"""

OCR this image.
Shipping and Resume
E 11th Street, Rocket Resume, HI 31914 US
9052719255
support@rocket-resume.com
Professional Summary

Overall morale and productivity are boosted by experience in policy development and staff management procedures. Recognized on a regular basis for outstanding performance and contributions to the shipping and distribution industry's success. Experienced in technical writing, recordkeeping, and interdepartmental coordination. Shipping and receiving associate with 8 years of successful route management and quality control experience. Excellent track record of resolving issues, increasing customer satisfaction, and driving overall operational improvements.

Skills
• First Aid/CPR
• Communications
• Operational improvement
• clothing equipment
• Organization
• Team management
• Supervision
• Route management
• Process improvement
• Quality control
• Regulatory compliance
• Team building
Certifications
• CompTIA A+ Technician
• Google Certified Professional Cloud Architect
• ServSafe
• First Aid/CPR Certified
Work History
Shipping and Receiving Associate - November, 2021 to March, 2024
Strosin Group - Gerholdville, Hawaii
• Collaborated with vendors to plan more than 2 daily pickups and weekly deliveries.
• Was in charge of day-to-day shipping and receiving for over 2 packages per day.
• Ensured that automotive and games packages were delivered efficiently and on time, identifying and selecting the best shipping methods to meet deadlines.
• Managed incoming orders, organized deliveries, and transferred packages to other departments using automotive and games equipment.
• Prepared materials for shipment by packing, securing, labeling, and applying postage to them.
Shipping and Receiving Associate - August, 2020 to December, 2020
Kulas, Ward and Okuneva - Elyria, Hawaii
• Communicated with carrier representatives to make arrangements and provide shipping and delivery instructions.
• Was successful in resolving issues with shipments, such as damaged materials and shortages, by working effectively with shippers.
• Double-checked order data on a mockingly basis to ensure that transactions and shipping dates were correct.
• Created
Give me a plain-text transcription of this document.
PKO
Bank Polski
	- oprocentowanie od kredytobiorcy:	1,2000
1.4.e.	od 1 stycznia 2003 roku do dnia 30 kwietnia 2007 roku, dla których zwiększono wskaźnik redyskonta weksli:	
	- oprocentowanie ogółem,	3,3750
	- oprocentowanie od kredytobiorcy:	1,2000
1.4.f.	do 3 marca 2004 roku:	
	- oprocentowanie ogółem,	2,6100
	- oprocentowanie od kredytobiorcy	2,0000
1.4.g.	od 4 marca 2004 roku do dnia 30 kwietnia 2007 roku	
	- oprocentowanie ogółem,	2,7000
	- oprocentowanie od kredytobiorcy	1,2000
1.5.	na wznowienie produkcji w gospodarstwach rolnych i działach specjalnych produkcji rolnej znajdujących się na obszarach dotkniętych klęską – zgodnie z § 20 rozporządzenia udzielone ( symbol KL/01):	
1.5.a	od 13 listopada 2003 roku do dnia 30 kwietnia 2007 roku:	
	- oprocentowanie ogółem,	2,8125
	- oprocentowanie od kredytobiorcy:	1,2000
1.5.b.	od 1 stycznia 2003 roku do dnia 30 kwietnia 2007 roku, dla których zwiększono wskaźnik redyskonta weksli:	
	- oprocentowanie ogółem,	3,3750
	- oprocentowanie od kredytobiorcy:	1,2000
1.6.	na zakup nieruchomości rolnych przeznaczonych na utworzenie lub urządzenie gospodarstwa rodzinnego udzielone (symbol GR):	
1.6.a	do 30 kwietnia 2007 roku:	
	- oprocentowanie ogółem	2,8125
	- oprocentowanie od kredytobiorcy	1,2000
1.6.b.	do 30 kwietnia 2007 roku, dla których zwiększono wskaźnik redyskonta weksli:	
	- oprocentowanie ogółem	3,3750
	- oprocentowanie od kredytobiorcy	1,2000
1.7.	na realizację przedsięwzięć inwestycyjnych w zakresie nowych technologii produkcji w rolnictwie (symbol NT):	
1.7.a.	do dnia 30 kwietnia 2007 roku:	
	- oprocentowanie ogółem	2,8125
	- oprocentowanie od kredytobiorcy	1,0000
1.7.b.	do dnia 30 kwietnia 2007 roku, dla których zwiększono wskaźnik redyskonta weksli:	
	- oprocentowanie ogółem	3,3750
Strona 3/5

"""

■ **Short exercise**: Reproduce the listing in full. Keep it exactly as written.

■ **Solution to this task**:
OCR this image.
Shipping and Resume
E 11th Street, Rocket Resume, HI 31914 US
9052719255
support@rocket-resume.com
Professional Summary

Overall morale and productivity are boosted by experience in policy development and staff management procedures. Recognized on a regular basis for outstanding performance and contributions to the shipping and distribution industry's success. Experienced in technical writing, recordkeeping, and interdepartmental coordination. Shipping and receiving associate with 8 years of successful route management and quality control experience. Excellent track record of resolving issues, increasing customer satisfaction, and driving overall operational improvements.

Skills
• First Aid/CPR
• Communications
• Operational improvement
• clothing equipment
• Organization
• Team management
• Supervision
• Route management
• Process improvement
• Quality control
• Regulatory compliance
• Team building
Certifications
• CompTIA A+ Technician
• Google Certified Professional Cloud Architect
• ServSafe
• First Aid/CPR Certified
Work History
Shipping and Receiving Associate - November, 2021 to March, 2024
Strosin Group - Gerholdville, Hawaii
• Collaborated with vendors to plan more than 2 daily pickups and weekly deliveries.
• Was in charge of day-to-day shipping and receiving for over 2 packages per day.
• Ensured that automotive and games packages were delivered efficiently and on time, identifying and selecting the best shipping methods to meet deadlines.
• Managed incoming orders, organized deliveries, and transferred packages to other departments using automotive and games equipment.
• Prepared materials for shipment by packing, securing, labeling, and applying postage to them.
Shipping and Receiving Associate - August, 2020 to December, 2020
Kulas, Ward and Okuneva - Elyria, Hawaii
• Communicated with carrier representatives to make arrangements and provide shipping and delivery instructions.
• Was successful in resolving issues with shipments, such as damaged materials and shortages, by working effectively with shippers.
• Double-checked order data on a mockingly basis to ensure that transactions and shipping dates were correct.
• Created
Give me a plain-text transcription of this document.
PKO
Bank Polski
	- oprocentowanie od kredytobiorcy:	1,2000
1.4.e.	od 1 stycznia 2003 roku do dnia 30 kwietnia 2007 roku, dla których zwiększono wskaźnik redyskonta weksli:	
	- oprocentowanie ogółem,	3,3750
	- oprocentowanie od kredytobiorcy:	1,2000
1.4.f.	do 3 marca 2004 roku:	
	- oprocentowanie ogółem,	2,6100
	- oprocentowanie od kredytobiorcy	2,0000
1.4.g.	od 4 marca 2004 roku do dnia 30 kwietnia 2007 roku	
	- oprocentowanie ogółem,	2,7000
	- oprocentowanie od kredytobiorcy	1,2000
1.5.	na wznowienie produkcji w gospodarstwach rolnych i działach specjalnych produkcji rolnej znajdujących się na obszarach dotkniętych klęską – zgodnie z § 20 rozporządzenia udzielone ( symbol KL/01):	
1.5.a	od 13 listopada 2003 roku do dnia 30 kwietnia 2007 roku:	
	- oprocentowanie ogółem,	2,8125
	- oprocentowanie od kredytobiorcy:	1,2000
1.5.b.	od 1 stycznia 2003 roku do dnia 30 kwietnia 2007 roku, dla których zwiększono wskaźnik redyskonta weksli:	
	- oprocentowanie ogółem,	3,3750
	- oprocentowanie od kredytobiorcy:	1,2000
1.6.	na zakup nieruchomości rolnych przeznaczonych na utworzenie lub urządzenie gospodarstwa rodzinnego udzielone (symbol GR):	
1.6.a	do 30 kwietnia 2007 roku:	
	- oprocentowanie ogółem	2,8125
	- oprocentowanie od kredytobiorcy	1,2000
1.6.b.	do 30 kwietnia 2007 roku, dla których zwiększono wskaźnik redyskonta weksli:	
	- oprocentowanie ogółem	3,3750
	- oprocentowanie od kredytobiorcy	1,2000
1.7.	na realizację przedsięwzięć inwestycyjnych w zakresie nowych technologii produkcji w rolnictwie (symbol NT):	
1.7.a.	do dnia 30 kwietnia 2007 roku:	
	- oprocentowanie ogółem	2,8125
	- oprocentowanie od kredytobiorcy	1,0000
1.7.b.	do dnia 30 kwietnia 2007 roku, dla których zwiększono wskaźnik redyskonta weksli:	
	- oprocentowanie ogółem	3,3750
Strona 3/5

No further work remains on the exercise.